• **What to work on**
Each line that includes the word "ylabel" counts once; give the total and nothing more.

Figure content listings:
* * *

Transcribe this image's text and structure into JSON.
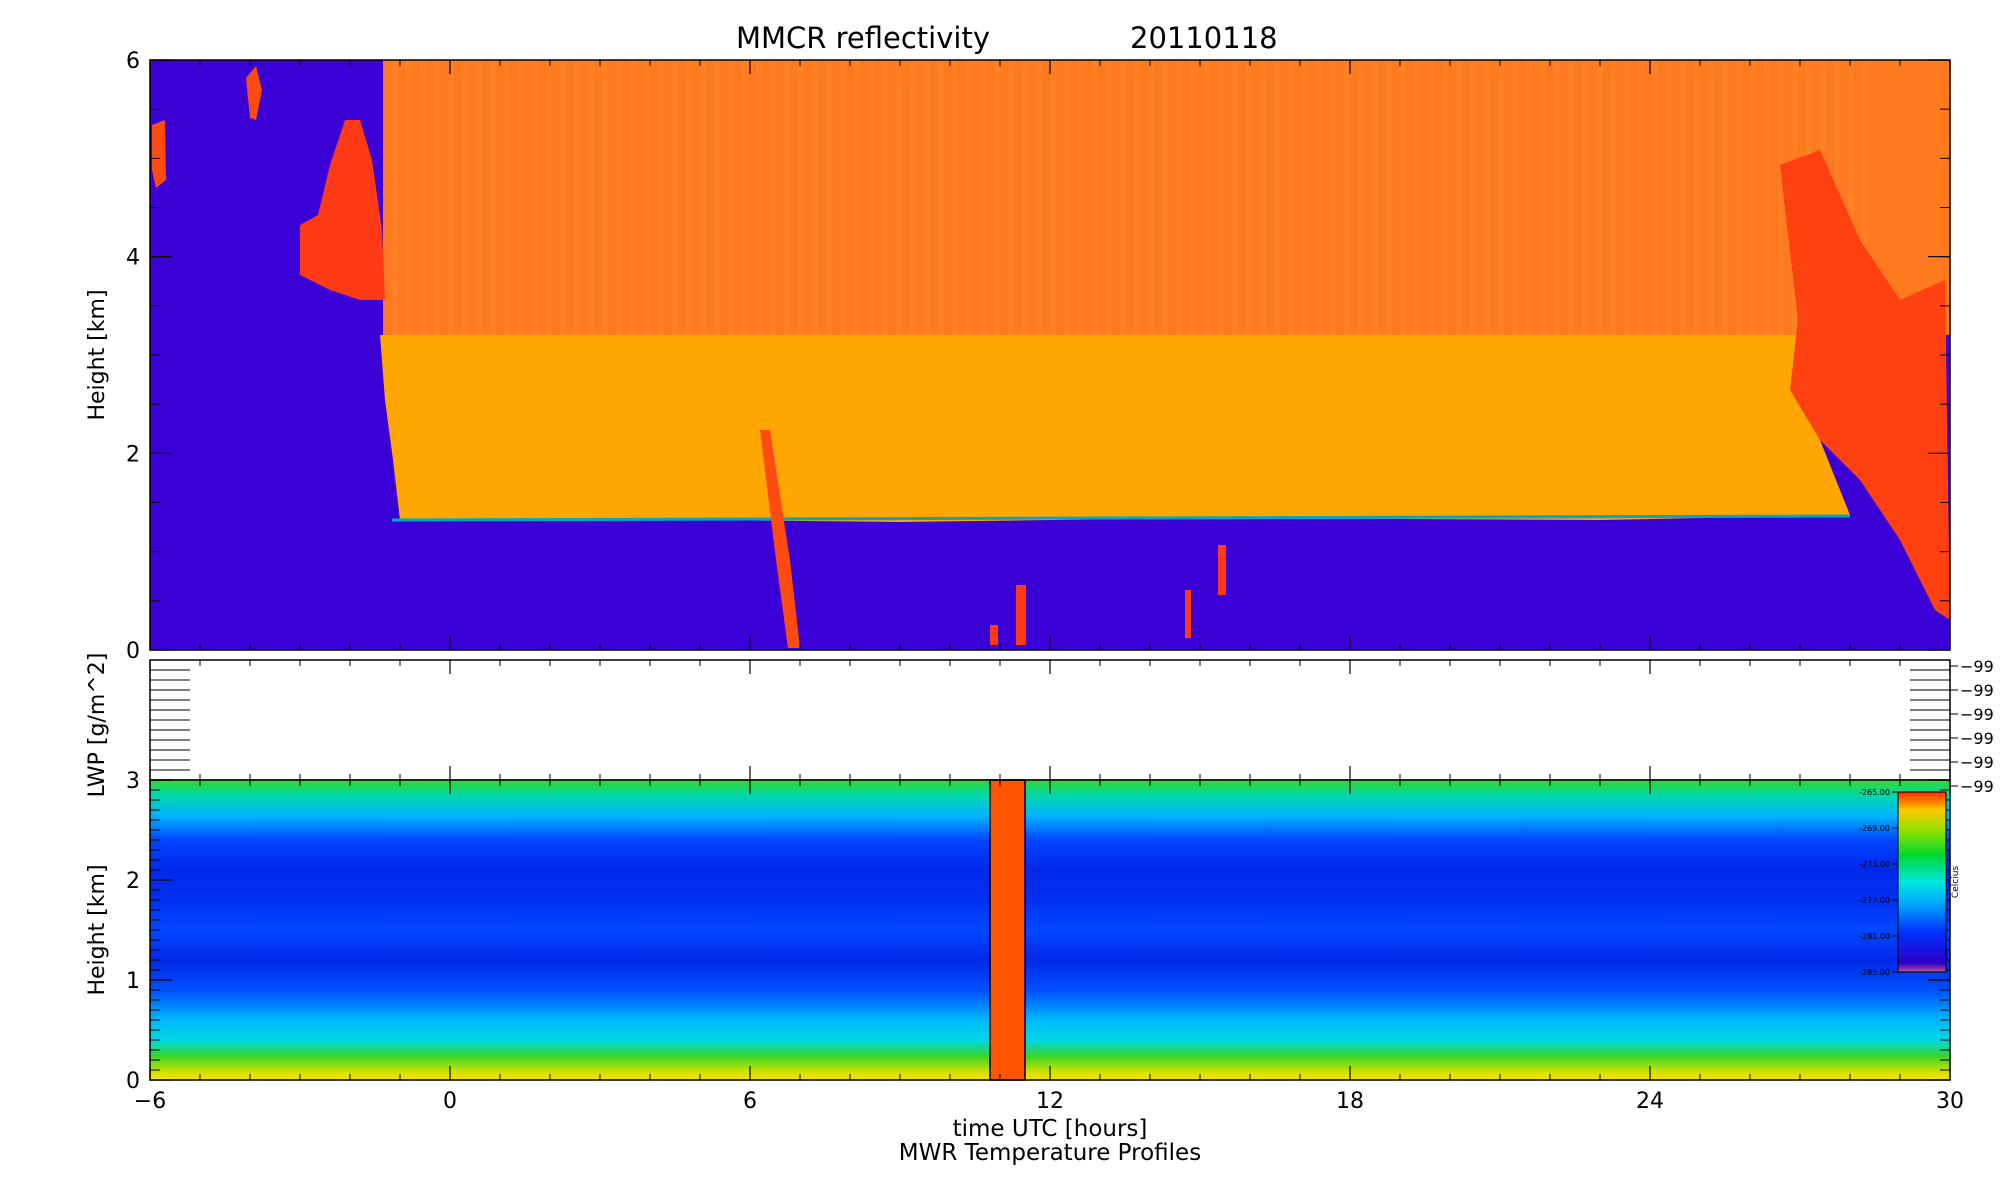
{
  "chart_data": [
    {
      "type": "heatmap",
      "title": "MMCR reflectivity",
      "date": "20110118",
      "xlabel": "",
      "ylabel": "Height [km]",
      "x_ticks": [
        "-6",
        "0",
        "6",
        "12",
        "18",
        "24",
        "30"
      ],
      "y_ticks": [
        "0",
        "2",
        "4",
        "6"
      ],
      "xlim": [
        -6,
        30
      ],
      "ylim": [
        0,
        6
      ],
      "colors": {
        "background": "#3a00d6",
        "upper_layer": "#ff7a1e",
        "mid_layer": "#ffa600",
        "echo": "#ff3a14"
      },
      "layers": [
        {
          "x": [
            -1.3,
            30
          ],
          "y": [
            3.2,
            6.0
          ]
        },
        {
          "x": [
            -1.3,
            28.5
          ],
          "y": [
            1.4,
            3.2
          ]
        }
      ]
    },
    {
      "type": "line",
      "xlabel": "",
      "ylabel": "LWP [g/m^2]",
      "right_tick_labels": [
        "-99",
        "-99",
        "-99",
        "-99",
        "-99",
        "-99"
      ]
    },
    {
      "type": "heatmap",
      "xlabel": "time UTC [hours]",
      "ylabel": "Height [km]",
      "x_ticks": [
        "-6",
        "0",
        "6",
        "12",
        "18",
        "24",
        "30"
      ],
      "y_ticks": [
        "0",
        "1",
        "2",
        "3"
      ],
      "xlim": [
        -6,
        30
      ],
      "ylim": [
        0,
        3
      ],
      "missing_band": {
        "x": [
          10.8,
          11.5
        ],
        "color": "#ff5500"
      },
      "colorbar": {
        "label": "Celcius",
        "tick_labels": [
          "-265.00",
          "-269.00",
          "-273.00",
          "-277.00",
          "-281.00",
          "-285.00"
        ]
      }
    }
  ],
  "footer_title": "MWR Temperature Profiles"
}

* * *

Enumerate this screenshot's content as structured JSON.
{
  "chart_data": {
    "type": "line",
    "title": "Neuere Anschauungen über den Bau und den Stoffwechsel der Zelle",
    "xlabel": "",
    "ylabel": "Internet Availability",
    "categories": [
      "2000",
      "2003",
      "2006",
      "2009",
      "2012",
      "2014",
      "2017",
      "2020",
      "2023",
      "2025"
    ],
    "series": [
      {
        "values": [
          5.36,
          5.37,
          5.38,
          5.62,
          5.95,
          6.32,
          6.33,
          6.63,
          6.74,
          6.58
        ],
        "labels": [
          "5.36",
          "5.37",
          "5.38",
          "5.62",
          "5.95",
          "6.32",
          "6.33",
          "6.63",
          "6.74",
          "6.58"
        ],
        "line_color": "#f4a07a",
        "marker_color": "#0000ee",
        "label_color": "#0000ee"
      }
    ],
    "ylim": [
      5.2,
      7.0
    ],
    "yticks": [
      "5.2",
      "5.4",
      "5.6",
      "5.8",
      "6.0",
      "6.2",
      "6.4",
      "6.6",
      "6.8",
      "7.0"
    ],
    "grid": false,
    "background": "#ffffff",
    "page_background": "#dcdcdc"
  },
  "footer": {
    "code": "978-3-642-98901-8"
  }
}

* * *

• **Solution below**
4